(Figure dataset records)
════════════════════
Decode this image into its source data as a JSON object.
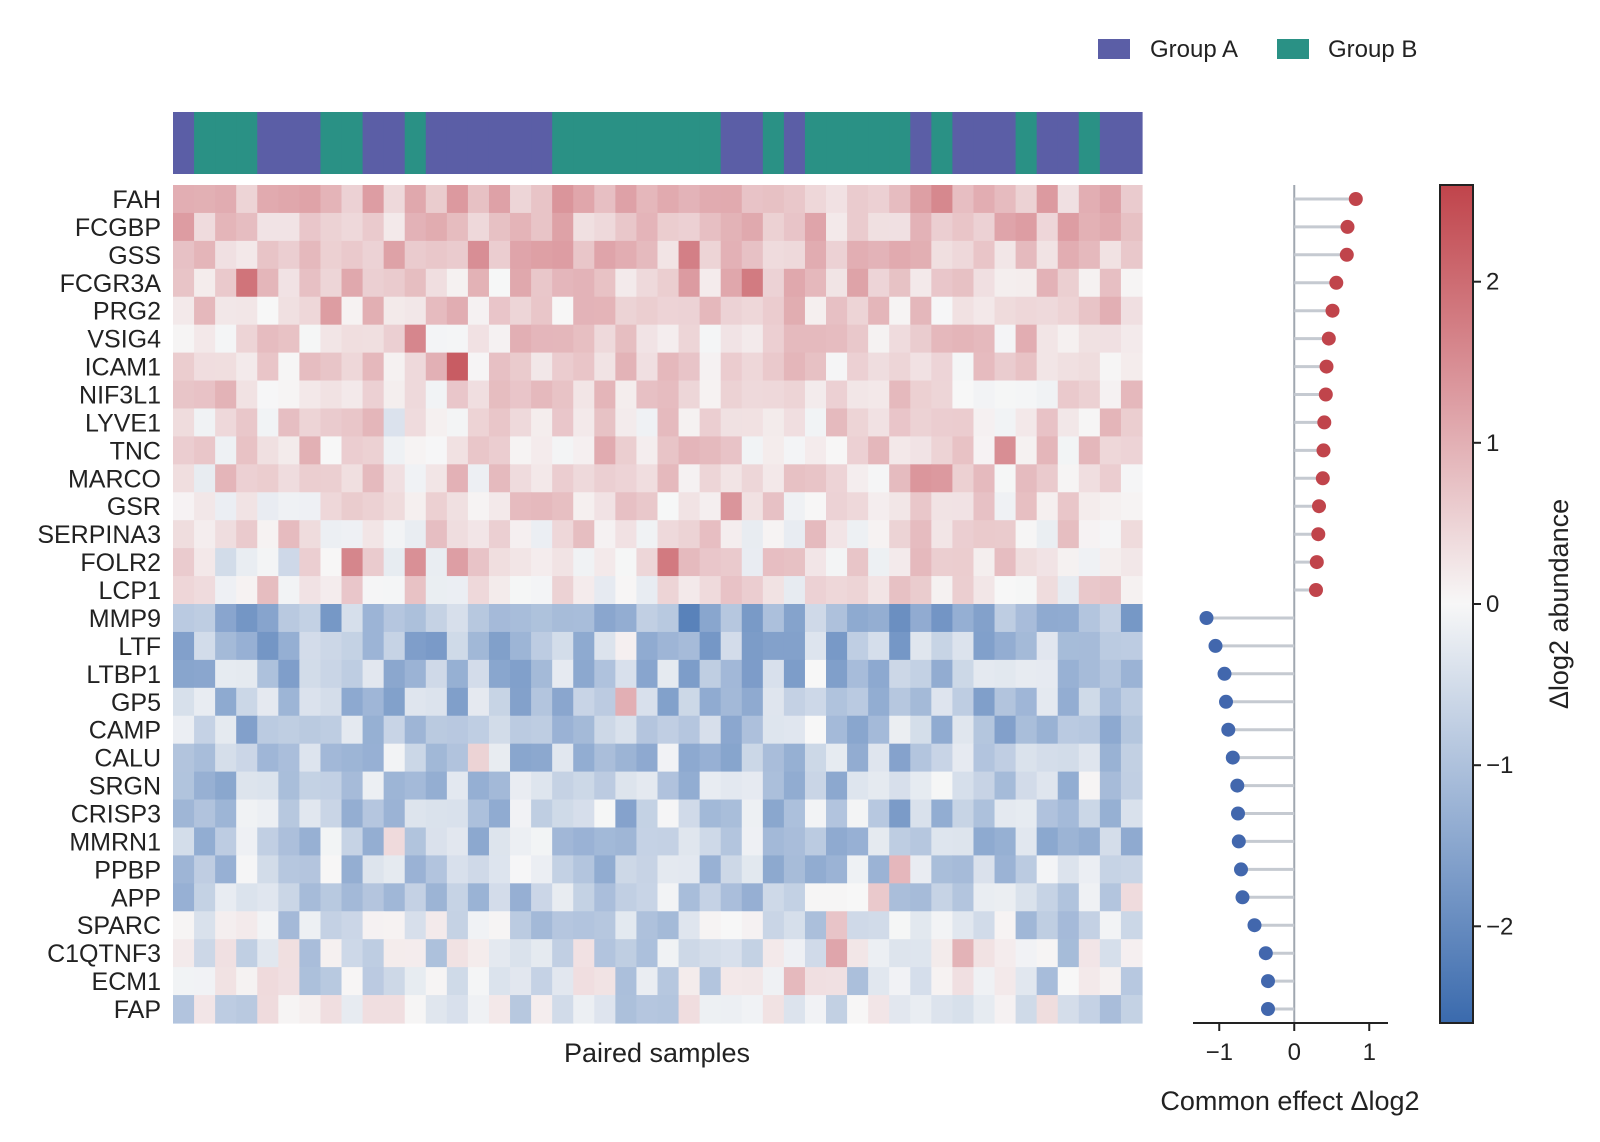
{
  "chart_data": [
    {
      "type": "heatmap",
      "title": "",
      "xlabel": "Paired samples",
      "ylabel": "",
      "genes": [
        "FAH",
        "FCGBP",
        "GSS",
        "FCGR3A",
        "PRG2",
        "VSIG4",
        "ICAM1",
        "NIF3L1",
        "LYVE1",
        "TNC",
        "MARCO",
        "GSR",
        "SERPINA3",
        "FOLR2",
        "LCP1",
        "MMP9",
        "LTF",
        "LTBP1",
        "GP5",
        "CAMP",
        "CALU",
        "SRGN",
        "CRISP3",
        "MMRN1",
        "PPBP",
        "APP",
        "SPARC",
        "C1QTNF3",
        "ECM1",
        "FAP"
      ],
      "sample_groups": [
        "A",
        "B",
        "B",
        "B",
        "A",
        "A",
        "A",
        "B",
        "B",
        "A",
        "A",
        "B",
        "A",
        "A",
        "A",
        "A",
        "A",
        "A",
        "B",
        "B",
        "B",
        "B",
        "B",
        "B",
        "B",
        "B",
        "A",
        "A",
        "B",
        "A",
        "B",
        "B",
        "B",
        "B",
        "B",
        "A",
        "B",
        "A",
        "A",
        "A",
        "B",
        "A",
        "A",
        "B",
        "A",
        "A"
      ],
      "legend": {
        "position": "top-right",
        "entries": [
          {
            "label": "Group A",
            "color": "#5b5ea6"
          },
          {
            "label": "Group B",
            "color": "#2a9185"
          }
        ]
      },
      "colorbar": {
        "label": "Δlog2 abundance",
        "range": [
          -2.6,
          2.6
        ],
        "ticks": [
          2,
          1,
          0,
          -1,
          -2
        ],
        "tick_labels": [
          "2",
          "1",
          "0",
          "−1",
          "−2"
        ],
        "colors": {
          "low": "#3a6aad",
          "mid": "#f7f7f7",
          "high": "#c0444b"
        }
      },
      "row_means": [
        0.85,
        0.73,
        0.72,
        0.58,
        0.53,
        0.48,
        0.45,
        0.44,
        0.42,
        0.41,
        0.4,
        0.35,
        0.34,
        0.32,
        0.31,
        -1.18,
        -1.05,
        -0.93,
        -0.91,
        -0.88,
        -0.82,
        -0.76,
        -0.75,
        -0.74,
        -0.71,
        -0.69,
        -0.53,
        -0.38,
        -0.35,
        -0.35
      ]
    },
    {
      "type": "scatter",
      "xlabel": "Common effect Δlog2",
      "ylabel": "",
      "xlim": [
        -1.35,
        1.25
      ],
      "xticks": [
        -1,
        0,
        1
      ],
      "xtick_labels": [
        "−1",
        "0",
        "1"
      ],
      "genes": [
        "FAH",
        "FCGBP",
        "GSS",
        "FCGR3A",
        "PRG2",
        "VSIG4",
        "ICAM1",
        "NIF3L1",
        "LYVE1",
        "TNC",
        "MARCO",
        "GSR",
        "SERPINA3",
        "FOLR2",
        "LCP1",
        "MMP9",
        "LTF",
        "LTBP1",
        "GP5",
        "CAMP",
        "CALU",
        "SRGN",
        "CRISP3",
        "MMRN1",
        "PPBP",
        "APP",
        "SPARC",
        "C1QTNF3",
        "ECM1",
        "FAP"
      ],
      "values": [
        0.82,
        0.71,
        0.7,
        0.56,
        0.51,
        0.46,
        0.43,
        0.42,
        0.4,
        0.39,
        0.38,
        0.33,
        0.32,
        0.3,
        0.29,
        -1.17,
        -1.05,
        -0.93,
        -0.91,
        -0.88,
        -0.82,
        -0.76,
        -0.75,
        -0.74,
        -0.71,
        -0.69,
        -0.53,
        -0.38,
        -0.35,
        -0.35
      ],
      "positive_color": "#c0444b",
      "negative_color": "#4267ad",
      "stem_color": "#c5cad1"
    }
  ]
}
════════════════════
* Exercise objective *
An exact copy of every record above is needed, with all pictures left out.

* Task output *
Decode this image into its source data as a JSON object.
{
  "chart_data": [
    {
      "type": "heatmap",
      "title": "",
      "xlabel": "Paired samples",
      "ylabel": "",
      "genes": [
        "FAH",
        "FCGBP",
        "GSS",
        "FCGR3A",
        "PRG2",
        "VSIG4",
        "ICAM1",
        "NIF3L1",
        "LYVE1",
        "TNC",
        "MARCO",
        "GSR",
        "SERPINA3",
        "FOLR2",
        "LCP1",
        "MMP9",
        "LTF",
        "LTBP1",
        "GP5",
        "CAMP",
        "CALU",
        "SRGN",
        "CRISP3",
        "MMRN1",
        "PPBP",
        "APP",
        "SPARC",
        "C1QTNF3",
        "ECM1",
        "FAP"
      ],
      "sample_groups": [
        "A",
        "B",
        "B",
        "B",
        "A",
        "A",
        "A",
        "B",
        "B",
        "A",
        "A",
        "B",
        "A",
        "A",
        "A",
        "A",
        "A",
        "A",
        "B",
        "B",
        "B",
        "B",
        "B",
        "B",
        "B",
        "B",
        "A",
        "A",
        "B",
        "A",
        "B",
        "B",
        "B",
        "B",
        "B",
        "A",
        "B",
        "A",
        "A",
        "A",
        "B",
        "A",
        "A",
        "B",
        "A",
        "A"
      ],
      "legend": {
        "position": "top-right",
        "entries": [
          {
            "label": "Group A",
            "color": "#5b5ea6"
          },
          {
            "label": "Group B",
            "color": "#2a9185"
          }
        ]
      },
      "colorbar": {
        "label": "Δlog2 abundance",
        "range": [
          -2.6,
          2.6
        ],
        "ticks": [
          2,
          1,
          0,
          -1,
          -2
        ],
        "tick_labels": [
          "2",
          "1",
          "0",
          "−1",
          "−2"
        ],
        "colors": {
          "low": "#3a6aad",
          "mid": "#f7f7f7",
          "high": "#c0444b"
        }
      },
      "row_means": [
        0.85,
        0.73,
        0.72,
        0.58,
        0.53,
        0.48,
        0.45,
        0.44,
        0.42,
        0.41,
        0.4,
        0.35,
        0.34,
        0.32,
        0.31,
        -1.18,
        -1.05,
        -0.93,
        -0.91,
        -0.88,
        -0.82,
        -0.76,
        -0.75,
        -0.74,
        -0.71,
        -0.69,
        -0.53,
        -0.38,
        -0.35,
        -0.35
      ]
    },
    {
      "type": "scatter",
      "xlabel": "Common effect Δlog2",
      "ylabel": "",
      "xlim": [
        -1.35,
        1.25
      ],
      "xticks": [
        -1,
        0,
        1
      ],
      "xtick_labels": [
        "−1",
        "0",
        "1"
      ],
      "genes": [
        "FAH",
        "FCGBP",
        "GSS",
        "FCGR3A",
        "PRG2",
        "VSIG4",
        "ICAM1",
        "NIF3L1",
        "LYVE1",
        "TNC",
        "MARCO",
        "GSR",
        "SERPINA3",
        "FOLR2",
        "LCP1",
        "MMP9",
        "LTF",
        "LTBP1",
        "GP5",
        "CAMP",
        "CALU",
        "SRGN",
        "CRISP3",
        "MMRN1",
        "PPBP",
        "APP",
        "SPARC",
        "C1QTNF3",
        "ECM1",
        "FAP"
      ],
      "values": [
        0.82,
        0.71,
        0.7,
        0.56,
        0.51,
        0.46,
        0.43,
        0.42,
        0.4,
        0.39,
        0.38,
        0.33,
        0.32,
        0.3,
        0.29,
        -1.17,
        -1.05,
        -0.93,
        -0.91,
        -0.88,
        -0.82,
        -0.76,
        -0.75,
        -0.74,
        -0.71,
        -0.69,
        -0.53,
        -0.38,
        -0.35,
        -0.35
      ],
      "positive_color": "#c0444b",
      "negative_color": "#4267ad",
      "stem_color": "#c5cad1"
    }
  ]
}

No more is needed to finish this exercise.